▶ [Exercise directions] In the copy, include every entry exactly but none of the images.

▶ [Entries provided]
(begin)

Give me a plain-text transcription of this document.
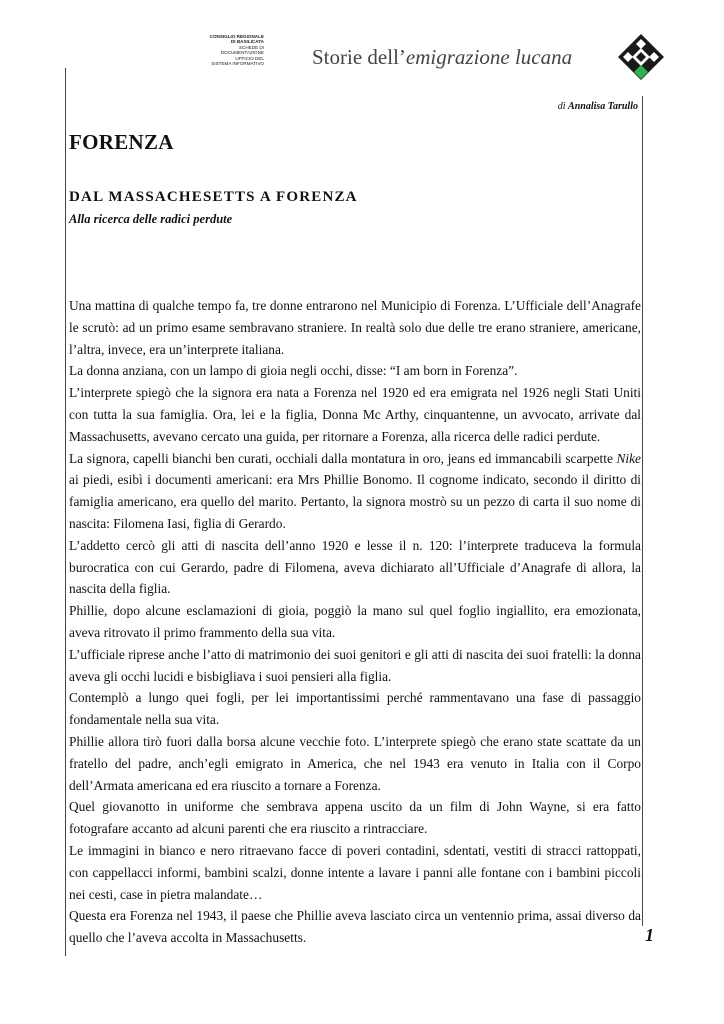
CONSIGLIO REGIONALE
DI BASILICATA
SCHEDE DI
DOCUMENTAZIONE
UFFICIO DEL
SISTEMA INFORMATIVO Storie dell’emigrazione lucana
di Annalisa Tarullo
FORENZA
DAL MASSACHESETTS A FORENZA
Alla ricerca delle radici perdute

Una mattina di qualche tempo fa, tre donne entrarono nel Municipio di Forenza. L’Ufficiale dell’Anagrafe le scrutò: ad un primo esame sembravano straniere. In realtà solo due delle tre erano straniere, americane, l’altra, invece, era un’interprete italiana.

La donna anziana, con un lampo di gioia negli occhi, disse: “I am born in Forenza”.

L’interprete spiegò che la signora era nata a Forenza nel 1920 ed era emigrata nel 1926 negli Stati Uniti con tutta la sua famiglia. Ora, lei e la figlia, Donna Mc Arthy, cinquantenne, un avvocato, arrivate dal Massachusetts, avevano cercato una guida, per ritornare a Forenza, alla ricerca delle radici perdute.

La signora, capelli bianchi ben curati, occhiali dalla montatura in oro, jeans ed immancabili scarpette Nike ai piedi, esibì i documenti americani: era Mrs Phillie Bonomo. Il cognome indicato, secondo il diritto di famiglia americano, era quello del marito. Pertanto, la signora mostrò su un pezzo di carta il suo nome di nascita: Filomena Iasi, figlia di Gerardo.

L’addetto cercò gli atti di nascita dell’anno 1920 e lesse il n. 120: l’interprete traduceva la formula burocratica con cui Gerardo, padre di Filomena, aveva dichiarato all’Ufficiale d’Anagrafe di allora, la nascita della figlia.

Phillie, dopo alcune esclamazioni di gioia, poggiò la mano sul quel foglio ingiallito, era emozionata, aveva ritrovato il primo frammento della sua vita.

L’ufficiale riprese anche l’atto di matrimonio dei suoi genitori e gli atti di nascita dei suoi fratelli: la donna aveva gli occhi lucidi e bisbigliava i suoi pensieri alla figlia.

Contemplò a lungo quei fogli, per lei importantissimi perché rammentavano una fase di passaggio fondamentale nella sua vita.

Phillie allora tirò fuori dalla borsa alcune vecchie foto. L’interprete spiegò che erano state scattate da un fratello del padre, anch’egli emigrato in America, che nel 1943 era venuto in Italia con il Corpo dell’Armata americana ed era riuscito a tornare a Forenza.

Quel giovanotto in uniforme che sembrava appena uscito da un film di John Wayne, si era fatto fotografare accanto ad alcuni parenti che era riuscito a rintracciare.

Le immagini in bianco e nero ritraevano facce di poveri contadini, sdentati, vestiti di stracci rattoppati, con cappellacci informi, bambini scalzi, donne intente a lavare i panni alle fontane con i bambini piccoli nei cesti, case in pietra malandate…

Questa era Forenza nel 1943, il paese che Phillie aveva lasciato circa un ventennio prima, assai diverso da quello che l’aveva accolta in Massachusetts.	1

(end)

▶ [The answer]
Give me a plain-text transcription of this document.
CONSIGLIO REGIONALE
DI BASILICATA
SCHEDE DI
DOCUMENTAZIONE
UFFICIO DEL
SISTEMA INFORMATIVO Storie dell’emigrazione lucana
di Annalisa Tarullo
FORENZA
DAL MASSACHESETTS A FORENZA
Alla ricerca delle radici perdute

Una mattina di qualche tempo fa, tre donne entrarono nel Municipio di Forenza. L’Ufficiale dell’Anagrafe le scrutò: ad un primo esame sembravano straniere. In realtà solo due delle tre erano straniere, americane, l’altra, invece, era un’interprete italiana.

La donna anziana, con un lampo di gioia negli occhi, disse: “I am born in Forenza”.

L’interprete spiegò che la signora era nata a Forenza nel 1920 ed era emigrata nel 1926 negli Stati Uniti con tutta la sua famiglia. Ora, lei e la figlia, Donna Mc Arthy, cinquantenne, un avvocato, arrivate dal Massachusetts, avevano cercato una guida, per ritornare a Forenza, alla ricerca delle radici perdute.

La signora, capelli bianchi ben curati, occhiali dalla montatura in oro, jeans ed immancabili scarpette Nike ai piedi, esibì i documenti americani: era Mrs Phillie Bonomo. Il cognome indicato, secondo il diritto di famiglia americano, era quello del marito. Pertanto, la signora mostrò su un pezzo di carta il suo nome di nascita: Filomena Iasi, figlia di Gerardo.

L’addetto cercò gli atti di nascita dell’anno 1920 e lesse il n. 120: l’interprete traduceva la formula burocratica con cui Gerardo, padre di Filomena, aveva dichiarato all’Ufficiale d’Anagrafe di allora, la nascita della figlia.

Phillie, dopo alcune esclamazioni di gioia, poggiò la mano sul quel foglio ingiallito, era emozionata, aveva ritrovato il primo frammento della sua vita.

L’ufficiale riprese anche l’atto di matrimonio dei suoi genitori e gli atti di nascita dei suoi fratelli: la donna aveva gli occhi lucidi e bisbigliava i suoi pensieri alla figlia.

Contemplò a lungo quei fogli, per lei importantissimi perché rammentavano una fase di passaggio fondamentale nella sua vita.

Phillie allora tirò fuori dalla borsa alcune vecchie foto. L’interprete spiegò che erano state scattate da un fratello del padre, anch’egli emigrato in America, che nel 1943 era venuto in Italia con il Corpo dell’Armata americana ed era riuscito a tornare a Forenza.

Quel giovanotto in uniforme che sembrava appena uscito da un film di John Wayne, si era fatto fotografare accanto ad alcuni parenti che era riuscito a rintracciare.

Le immagini in bianco e nero ritraevano facce di poveri contadini, sdentati, vestiti di stracci rattoppati, con cappellacci informi, bambini scalzi, donne intente a lavare i panni alle fontane con i bambini piccoli nei cesti, case in pietra malandate…

Questa era Forenza nel 1943, il paese che Phillie aveva lasciato circa un ventennio prima, assai diverso da quello che l’aveva accolta in Massachusetts.	1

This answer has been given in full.